Aim: Search the data below for "tbsignalbot"; list each line that holds it.

##########

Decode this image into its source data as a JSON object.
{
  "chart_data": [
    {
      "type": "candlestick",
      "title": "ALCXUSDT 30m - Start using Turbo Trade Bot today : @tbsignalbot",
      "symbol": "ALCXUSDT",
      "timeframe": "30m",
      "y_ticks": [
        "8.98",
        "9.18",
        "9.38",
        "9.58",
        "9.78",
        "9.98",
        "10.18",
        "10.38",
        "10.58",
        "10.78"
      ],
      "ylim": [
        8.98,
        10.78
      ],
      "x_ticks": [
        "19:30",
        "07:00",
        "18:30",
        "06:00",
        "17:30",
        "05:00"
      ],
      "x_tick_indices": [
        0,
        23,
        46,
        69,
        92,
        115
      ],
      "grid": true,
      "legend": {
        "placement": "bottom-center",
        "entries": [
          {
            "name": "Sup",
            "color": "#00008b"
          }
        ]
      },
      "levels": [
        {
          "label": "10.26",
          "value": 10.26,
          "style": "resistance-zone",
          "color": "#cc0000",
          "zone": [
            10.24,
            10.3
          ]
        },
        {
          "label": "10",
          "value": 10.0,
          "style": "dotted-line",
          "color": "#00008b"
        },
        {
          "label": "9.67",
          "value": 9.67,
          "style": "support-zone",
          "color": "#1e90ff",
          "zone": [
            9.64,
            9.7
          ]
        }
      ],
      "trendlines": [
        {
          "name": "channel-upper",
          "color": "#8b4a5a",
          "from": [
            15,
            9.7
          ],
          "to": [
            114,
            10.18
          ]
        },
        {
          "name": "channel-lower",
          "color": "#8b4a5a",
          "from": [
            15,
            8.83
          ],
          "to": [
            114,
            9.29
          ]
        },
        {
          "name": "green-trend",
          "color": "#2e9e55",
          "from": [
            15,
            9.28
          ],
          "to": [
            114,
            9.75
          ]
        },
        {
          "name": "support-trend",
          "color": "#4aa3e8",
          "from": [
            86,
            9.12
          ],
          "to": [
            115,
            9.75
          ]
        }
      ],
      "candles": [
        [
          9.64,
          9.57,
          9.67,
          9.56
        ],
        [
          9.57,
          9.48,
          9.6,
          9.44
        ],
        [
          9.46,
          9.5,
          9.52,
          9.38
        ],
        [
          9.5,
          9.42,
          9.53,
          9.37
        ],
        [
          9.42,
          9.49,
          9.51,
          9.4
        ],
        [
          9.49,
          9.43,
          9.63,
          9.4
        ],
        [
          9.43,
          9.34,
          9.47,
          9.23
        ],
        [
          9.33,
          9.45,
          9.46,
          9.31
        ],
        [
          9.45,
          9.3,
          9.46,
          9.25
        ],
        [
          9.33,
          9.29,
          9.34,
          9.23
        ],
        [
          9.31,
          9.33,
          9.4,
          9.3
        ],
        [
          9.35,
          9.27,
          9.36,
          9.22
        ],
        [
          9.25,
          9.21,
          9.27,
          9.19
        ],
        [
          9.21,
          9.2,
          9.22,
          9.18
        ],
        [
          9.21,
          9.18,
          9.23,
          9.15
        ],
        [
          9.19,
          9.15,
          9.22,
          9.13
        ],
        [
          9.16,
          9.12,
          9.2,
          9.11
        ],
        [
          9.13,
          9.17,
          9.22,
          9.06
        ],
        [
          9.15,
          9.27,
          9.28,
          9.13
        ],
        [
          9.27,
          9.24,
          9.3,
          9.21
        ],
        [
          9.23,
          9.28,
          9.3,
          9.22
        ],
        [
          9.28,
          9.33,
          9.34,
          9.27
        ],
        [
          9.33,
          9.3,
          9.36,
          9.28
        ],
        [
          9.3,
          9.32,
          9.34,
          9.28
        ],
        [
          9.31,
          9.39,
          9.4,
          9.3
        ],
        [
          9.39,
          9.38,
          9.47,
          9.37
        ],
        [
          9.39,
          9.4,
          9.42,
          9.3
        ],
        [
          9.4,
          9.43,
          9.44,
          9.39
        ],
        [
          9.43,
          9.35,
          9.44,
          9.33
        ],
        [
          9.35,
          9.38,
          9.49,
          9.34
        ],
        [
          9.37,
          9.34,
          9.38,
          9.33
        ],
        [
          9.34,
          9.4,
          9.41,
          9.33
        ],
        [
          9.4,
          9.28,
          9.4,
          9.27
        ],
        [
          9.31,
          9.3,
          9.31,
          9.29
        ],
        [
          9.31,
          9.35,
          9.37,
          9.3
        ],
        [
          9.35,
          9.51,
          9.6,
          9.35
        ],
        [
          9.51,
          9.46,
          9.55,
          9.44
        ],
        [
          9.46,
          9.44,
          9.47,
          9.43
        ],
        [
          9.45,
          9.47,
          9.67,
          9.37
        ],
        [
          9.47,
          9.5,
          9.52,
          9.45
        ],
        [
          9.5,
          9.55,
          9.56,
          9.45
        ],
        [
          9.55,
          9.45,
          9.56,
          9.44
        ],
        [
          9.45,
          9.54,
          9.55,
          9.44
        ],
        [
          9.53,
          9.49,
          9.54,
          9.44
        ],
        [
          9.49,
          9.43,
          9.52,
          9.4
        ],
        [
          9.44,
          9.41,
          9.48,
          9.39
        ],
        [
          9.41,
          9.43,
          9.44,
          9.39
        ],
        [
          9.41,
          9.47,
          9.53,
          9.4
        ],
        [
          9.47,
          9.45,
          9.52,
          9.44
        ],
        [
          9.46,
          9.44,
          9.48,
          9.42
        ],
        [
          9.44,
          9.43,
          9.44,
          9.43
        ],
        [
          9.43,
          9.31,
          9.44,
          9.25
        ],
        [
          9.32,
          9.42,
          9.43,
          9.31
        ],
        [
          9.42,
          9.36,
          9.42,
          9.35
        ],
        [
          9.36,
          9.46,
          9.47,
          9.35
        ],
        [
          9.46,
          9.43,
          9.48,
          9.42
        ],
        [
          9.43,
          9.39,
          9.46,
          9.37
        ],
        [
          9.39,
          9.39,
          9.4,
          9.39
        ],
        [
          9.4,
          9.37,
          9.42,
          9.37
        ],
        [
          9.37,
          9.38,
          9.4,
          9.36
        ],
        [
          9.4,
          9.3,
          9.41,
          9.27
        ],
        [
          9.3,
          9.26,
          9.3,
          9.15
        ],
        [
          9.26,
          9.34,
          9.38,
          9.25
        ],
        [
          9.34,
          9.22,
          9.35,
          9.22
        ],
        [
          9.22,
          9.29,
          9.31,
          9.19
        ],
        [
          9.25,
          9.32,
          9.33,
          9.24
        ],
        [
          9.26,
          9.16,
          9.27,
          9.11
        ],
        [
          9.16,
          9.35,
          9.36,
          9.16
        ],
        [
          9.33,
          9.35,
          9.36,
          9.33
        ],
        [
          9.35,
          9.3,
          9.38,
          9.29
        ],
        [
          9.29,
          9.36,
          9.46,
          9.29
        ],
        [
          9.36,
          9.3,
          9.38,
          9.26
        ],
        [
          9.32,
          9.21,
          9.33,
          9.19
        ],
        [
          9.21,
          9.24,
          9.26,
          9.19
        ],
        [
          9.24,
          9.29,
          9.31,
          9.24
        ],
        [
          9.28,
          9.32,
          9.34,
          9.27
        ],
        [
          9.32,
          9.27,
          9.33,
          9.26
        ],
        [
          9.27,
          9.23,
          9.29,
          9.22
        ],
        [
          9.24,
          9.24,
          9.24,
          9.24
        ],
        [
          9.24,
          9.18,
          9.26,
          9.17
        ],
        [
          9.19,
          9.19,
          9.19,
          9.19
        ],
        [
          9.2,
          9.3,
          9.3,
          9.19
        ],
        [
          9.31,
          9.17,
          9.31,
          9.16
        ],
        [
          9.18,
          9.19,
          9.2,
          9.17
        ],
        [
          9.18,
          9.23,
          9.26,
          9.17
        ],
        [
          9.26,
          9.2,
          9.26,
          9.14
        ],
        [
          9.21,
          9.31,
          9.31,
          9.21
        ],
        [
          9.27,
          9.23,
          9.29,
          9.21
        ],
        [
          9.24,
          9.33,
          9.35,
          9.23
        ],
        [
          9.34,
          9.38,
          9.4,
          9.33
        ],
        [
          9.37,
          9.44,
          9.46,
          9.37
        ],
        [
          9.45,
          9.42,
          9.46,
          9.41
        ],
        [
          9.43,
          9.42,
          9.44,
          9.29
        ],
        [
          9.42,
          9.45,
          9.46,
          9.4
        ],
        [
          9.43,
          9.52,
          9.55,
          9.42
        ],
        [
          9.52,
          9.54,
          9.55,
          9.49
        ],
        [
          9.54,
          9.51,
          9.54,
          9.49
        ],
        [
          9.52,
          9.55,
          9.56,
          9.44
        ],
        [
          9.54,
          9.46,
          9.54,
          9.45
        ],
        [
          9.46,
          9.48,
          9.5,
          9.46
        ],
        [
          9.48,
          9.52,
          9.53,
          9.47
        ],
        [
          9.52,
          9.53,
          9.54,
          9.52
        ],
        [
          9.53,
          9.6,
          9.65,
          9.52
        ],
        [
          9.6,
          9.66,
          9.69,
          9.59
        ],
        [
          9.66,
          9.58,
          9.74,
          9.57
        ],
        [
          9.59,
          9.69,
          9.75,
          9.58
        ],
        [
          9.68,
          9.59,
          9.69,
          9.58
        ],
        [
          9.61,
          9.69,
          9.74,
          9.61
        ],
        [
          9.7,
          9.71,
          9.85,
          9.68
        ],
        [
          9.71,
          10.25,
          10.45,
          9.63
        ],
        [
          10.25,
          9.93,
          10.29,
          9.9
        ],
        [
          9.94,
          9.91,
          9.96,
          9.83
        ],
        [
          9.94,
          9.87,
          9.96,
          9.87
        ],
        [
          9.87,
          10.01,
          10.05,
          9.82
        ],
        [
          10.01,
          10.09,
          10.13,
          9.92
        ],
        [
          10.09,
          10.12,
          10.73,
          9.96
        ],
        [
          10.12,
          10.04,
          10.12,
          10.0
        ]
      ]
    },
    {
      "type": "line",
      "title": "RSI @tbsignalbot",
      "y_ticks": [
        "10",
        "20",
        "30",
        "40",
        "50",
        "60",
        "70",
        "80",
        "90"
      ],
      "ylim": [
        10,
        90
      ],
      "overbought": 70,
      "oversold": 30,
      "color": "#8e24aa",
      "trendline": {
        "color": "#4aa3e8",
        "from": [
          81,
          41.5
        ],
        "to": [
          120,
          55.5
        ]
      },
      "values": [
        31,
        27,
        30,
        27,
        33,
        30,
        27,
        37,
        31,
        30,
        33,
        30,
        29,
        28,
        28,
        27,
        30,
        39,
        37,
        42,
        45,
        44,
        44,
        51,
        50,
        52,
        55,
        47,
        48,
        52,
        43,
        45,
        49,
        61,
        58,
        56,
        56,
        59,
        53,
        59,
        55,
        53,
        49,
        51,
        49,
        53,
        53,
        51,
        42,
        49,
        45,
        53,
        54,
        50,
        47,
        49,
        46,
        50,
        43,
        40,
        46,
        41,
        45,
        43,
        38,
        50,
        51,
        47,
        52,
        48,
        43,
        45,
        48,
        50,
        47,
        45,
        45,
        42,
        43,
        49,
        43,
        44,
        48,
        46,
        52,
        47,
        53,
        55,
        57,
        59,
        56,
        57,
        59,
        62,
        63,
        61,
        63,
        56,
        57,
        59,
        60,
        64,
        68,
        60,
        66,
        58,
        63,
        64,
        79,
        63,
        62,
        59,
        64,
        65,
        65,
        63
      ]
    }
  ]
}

##########

Exercise solution:
      "title": "ALCXUSDT 30m - Start using Turbo Trade Bot today : @tbsignalbot",
      "title": "RSI @tbsignalbot",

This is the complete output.